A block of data
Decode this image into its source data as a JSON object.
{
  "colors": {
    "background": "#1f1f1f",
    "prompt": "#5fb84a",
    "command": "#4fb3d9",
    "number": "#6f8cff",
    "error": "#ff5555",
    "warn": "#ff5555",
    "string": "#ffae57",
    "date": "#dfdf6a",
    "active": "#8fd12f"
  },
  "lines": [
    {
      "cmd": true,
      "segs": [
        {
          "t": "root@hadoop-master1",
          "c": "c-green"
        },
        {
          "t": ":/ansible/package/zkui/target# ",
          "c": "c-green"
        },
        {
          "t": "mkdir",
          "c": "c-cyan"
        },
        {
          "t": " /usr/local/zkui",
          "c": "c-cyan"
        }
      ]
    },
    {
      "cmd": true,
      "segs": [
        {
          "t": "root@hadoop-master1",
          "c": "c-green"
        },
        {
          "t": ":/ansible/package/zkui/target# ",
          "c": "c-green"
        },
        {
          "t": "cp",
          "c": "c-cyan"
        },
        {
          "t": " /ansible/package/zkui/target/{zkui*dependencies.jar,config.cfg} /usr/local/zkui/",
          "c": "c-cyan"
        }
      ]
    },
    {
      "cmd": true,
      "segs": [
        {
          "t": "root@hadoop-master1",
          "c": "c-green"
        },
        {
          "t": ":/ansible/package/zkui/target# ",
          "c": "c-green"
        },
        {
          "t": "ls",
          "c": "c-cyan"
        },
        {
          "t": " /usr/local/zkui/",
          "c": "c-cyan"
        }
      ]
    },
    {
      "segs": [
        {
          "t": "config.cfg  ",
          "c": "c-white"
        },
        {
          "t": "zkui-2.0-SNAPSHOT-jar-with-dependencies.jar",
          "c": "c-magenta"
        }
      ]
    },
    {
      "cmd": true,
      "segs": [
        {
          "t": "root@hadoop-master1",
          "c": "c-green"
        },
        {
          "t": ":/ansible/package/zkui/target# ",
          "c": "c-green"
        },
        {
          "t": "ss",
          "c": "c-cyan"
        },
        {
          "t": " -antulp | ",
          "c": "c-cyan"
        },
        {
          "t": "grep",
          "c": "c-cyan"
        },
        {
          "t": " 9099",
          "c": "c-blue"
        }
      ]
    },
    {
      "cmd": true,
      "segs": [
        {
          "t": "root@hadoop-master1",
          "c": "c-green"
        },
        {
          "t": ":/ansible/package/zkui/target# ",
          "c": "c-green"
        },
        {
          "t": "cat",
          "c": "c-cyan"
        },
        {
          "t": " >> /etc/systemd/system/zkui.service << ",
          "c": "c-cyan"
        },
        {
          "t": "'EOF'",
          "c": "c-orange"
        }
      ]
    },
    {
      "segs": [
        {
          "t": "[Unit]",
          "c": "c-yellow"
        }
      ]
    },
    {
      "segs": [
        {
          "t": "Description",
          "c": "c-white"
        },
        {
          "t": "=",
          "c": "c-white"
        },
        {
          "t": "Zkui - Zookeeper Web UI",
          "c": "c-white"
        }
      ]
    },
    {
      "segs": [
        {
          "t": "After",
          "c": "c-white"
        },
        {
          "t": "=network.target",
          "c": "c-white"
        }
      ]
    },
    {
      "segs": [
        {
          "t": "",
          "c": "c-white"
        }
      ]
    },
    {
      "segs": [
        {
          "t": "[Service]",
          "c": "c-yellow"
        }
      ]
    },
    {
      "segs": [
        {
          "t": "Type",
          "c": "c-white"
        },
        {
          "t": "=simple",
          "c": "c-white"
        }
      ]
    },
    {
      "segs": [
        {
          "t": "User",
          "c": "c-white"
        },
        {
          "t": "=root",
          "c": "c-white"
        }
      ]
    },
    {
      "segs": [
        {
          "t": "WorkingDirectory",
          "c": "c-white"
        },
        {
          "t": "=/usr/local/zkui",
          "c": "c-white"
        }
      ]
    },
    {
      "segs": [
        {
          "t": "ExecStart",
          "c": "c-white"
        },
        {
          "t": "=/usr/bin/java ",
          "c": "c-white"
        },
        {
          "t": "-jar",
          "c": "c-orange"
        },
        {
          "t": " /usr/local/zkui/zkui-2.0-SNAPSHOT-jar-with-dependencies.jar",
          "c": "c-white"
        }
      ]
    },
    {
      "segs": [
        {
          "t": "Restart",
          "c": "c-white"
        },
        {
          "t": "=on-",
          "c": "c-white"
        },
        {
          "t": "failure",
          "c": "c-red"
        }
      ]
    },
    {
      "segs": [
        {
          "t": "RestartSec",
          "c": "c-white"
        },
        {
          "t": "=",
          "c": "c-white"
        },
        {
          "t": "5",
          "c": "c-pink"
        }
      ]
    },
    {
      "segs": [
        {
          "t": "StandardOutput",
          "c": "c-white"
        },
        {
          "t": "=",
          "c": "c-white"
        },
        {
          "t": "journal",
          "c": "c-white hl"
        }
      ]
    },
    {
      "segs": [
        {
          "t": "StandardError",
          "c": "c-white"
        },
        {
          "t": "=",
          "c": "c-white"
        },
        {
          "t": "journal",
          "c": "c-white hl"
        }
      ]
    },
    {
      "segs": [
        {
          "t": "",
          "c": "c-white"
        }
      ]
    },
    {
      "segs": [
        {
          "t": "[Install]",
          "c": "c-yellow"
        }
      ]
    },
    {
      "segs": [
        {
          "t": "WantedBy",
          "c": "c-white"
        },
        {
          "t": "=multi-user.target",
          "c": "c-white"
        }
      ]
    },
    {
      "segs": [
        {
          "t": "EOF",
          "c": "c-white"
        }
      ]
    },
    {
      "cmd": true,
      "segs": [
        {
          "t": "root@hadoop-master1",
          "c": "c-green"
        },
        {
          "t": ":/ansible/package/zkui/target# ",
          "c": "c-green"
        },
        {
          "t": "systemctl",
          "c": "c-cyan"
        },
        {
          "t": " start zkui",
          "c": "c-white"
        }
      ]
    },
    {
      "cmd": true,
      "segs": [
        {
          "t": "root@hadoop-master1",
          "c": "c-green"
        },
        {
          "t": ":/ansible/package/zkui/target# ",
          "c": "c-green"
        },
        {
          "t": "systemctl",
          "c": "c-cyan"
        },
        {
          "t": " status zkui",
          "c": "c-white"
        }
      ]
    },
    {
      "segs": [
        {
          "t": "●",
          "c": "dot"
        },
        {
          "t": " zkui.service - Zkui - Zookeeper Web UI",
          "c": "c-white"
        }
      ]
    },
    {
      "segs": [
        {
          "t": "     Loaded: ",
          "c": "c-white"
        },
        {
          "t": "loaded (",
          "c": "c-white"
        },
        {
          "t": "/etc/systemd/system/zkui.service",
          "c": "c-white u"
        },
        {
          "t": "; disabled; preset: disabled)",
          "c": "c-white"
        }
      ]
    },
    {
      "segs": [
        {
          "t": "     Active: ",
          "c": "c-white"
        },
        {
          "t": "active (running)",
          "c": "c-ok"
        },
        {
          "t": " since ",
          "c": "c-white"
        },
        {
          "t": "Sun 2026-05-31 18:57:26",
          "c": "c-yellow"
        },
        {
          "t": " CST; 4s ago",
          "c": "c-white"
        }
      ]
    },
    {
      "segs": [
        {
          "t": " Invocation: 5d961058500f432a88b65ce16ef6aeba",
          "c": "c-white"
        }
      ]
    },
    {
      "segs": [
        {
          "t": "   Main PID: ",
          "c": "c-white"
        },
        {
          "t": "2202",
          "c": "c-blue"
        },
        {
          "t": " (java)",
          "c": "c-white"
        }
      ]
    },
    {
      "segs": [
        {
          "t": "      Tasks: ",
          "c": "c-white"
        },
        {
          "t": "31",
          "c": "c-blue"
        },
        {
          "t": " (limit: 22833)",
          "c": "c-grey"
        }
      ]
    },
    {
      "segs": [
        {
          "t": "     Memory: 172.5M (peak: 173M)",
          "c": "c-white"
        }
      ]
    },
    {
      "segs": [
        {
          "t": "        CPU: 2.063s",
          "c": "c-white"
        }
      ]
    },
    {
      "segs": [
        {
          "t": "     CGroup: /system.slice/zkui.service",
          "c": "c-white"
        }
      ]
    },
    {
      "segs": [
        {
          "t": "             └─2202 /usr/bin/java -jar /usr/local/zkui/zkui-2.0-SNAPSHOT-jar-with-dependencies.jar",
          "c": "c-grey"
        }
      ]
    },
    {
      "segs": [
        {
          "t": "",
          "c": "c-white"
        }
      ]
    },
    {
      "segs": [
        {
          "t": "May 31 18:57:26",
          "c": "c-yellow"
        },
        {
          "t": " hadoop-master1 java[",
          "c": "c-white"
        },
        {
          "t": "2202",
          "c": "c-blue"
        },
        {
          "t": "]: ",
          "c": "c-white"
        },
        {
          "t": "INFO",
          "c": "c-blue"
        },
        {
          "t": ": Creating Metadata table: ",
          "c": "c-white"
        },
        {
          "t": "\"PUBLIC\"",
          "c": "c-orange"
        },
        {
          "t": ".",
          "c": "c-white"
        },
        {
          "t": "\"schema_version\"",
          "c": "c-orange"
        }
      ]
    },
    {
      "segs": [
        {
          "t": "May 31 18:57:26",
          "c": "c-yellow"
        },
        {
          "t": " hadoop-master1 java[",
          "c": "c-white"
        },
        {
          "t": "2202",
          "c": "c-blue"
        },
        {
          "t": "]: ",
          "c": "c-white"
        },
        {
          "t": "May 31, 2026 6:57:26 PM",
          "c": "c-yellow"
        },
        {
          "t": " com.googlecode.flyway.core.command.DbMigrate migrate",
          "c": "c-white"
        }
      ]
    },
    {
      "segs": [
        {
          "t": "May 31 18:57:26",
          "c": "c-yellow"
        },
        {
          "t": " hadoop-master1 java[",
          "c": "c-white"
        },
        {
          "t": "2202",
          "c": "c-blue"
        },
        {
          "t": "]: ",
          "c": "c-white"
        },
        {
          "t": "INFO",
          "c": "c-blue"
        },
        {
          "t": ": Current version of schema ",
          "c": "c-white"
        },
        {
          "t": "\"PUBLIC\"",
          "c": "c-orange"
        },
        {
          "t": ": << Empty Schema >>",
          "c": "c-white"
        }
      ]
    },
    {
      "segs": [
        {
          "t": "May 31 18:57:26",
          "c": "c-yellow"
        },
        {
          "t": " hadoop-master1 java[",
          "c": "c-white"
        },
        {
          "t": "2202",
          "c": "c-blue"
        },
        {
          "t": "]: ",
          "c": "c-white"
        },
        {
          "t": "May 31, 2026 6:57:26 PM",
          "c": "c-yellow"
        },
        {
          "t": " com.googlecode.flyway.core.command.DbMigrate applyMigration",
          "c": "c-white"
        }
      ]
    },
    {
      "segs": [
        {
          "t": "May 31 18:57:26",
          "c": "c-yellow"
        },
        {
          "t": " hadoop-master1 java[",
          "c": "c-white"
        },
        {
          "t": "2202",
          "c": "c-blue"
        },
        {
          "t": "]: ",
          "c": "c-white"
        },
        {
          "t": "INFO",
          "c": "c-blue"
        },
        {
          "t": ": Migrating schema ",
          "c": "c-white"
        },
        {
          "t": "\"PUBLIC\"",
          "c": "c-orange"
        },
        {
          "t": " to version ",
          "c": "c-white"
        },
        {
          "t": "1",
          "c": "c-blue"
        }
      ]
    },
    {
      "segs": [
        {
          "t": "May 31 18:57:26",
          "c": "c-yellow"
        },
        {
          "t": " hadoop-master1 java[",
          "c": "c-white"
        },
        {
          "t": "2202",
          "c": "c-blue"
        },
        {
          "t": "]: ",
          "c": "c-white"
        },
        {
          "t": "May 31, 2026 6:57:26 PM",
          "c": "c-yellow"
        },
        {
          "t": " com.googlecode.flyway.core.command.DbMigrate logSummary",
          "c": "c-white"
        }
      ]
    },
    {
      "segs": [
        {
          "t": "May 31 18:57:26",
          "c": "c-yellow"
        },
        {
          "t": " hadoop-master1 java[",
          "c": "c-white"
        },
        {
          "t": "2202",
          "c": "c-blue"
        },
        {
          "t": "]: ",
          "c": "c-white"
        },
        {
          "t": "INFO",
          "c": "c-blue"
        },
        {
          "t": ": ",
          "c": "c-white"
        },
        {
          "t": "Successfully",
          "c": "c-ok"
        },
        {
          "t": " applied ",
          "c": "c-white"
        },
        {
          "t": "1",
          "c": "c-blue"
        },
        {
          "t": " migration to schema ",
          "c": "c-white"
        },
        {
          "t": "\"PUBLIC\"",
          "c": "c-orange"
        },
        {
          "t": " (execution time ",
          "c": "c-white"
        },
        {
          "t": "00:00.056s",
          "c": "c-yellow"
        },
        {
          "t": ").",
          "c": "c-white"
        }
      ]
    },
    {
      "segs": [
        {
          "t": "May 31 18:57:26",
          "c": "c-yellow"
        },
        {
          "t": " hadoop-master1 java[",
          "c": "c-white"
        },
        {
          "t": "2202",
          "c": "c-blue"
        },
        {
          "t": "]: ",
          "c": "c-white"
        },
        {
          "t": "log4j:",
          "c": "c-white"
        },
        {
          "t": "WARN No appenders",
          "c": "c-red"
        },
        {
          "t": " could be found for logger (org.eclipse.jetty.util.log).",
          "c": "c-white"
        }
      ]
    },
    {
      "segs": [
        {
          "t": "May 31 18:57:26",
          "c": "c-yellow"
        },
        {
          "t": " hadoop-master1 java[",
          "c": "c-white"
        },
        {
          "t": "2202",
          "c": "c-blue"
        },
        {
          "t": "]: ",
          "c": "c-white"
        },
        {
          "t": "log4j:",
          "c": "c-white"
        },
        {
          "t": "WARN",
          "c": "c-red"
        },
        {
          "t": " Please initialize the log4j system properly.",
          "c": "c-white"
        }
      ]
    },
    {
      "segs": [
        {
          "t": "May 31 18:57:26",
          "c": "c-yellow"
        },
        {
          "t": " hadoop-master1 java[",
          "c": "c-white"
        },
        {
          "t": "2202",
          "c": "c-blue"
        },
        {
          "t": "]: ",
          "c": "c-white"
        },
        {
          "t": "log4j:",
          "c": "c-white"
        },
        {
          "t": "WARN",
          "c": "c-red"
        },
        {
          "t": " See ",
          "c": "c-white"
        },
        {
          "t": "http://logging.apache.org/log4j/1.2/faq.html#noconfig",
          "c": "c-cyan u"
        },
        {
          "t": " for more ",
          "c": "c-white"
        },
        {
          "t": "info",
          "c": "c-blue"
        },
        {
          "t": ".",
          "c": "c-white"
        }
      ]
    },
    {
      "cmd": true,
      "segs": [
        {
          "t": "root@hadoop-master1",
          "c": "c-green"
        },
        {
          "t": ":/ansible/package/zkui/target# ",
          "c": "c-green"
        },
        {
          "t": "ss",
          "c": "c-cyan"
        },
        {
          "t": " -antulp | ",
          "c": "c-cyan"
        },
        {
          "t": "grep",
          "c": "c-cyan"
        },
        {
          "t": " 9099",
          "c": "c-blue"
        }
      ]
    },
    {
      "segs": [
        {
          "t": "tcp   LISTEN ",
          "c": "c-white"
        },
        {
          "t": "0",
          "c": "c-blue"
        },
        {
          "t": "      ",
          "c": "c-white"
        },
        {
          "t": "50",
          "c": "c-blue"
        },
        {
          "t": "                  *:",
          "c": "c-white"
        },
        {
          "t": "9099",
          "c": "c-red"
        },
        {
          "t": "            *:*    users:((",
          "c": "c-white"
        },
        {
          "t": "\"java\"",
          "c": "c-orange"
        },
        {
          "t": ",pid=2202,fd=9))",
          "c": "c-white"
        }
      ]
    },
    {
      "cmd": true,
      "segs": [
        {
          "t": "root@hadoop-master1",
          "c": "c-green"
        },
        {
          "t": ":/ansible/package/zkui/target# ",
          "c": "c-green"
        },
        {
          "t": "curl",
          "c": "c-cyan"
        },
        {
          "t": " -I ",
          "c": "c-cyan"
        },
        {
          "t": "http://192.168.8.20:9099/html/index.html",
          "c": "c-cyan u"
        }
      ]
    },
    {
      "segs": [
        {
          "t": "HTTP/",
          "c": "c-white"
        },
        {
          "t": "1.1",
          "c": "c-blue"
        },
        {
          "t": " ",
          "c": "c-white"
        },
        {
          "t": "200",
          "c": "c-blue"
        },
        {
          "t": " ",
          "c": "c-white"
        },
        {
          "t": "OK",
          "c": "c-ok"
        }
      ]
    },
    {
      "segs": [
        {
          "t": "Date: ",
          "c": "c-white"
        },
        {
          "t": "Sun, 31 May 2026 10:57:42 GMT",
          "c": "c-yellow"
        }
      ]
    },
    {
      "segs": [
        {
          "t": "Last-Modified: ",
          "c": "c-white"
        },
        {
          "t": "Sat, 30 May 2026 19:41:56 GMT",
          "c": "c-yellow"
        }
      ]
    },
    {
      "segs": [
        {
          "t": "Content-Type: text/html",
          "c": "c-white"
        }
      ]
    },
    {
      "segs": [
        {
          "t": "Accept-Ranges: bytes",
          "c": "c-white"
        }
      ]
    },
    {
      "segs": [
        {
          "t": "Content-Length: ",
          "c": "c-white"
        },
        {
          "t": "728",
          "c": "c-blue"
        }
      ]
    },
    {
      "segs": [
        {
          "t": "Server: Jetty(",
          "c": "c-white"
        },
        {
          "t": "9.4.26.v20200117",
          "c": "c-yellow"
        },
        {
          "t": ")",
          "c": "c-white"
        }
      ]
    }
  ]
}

:: REQUIREMENT ::
Wherever "command" shows up in a line, copy that line.

:: RESULT OF THE EXERCISE ::
    "command": "#4fb3d9",
          "t": " com.googlecode.flyway.core.command.DbMigrate migrate",
          "t": " com.googlecode.flyway.core.command.DbMigrate applyMigration",
          "t": " com.googlecode.flyway.core.command.DbMigrate logSummary",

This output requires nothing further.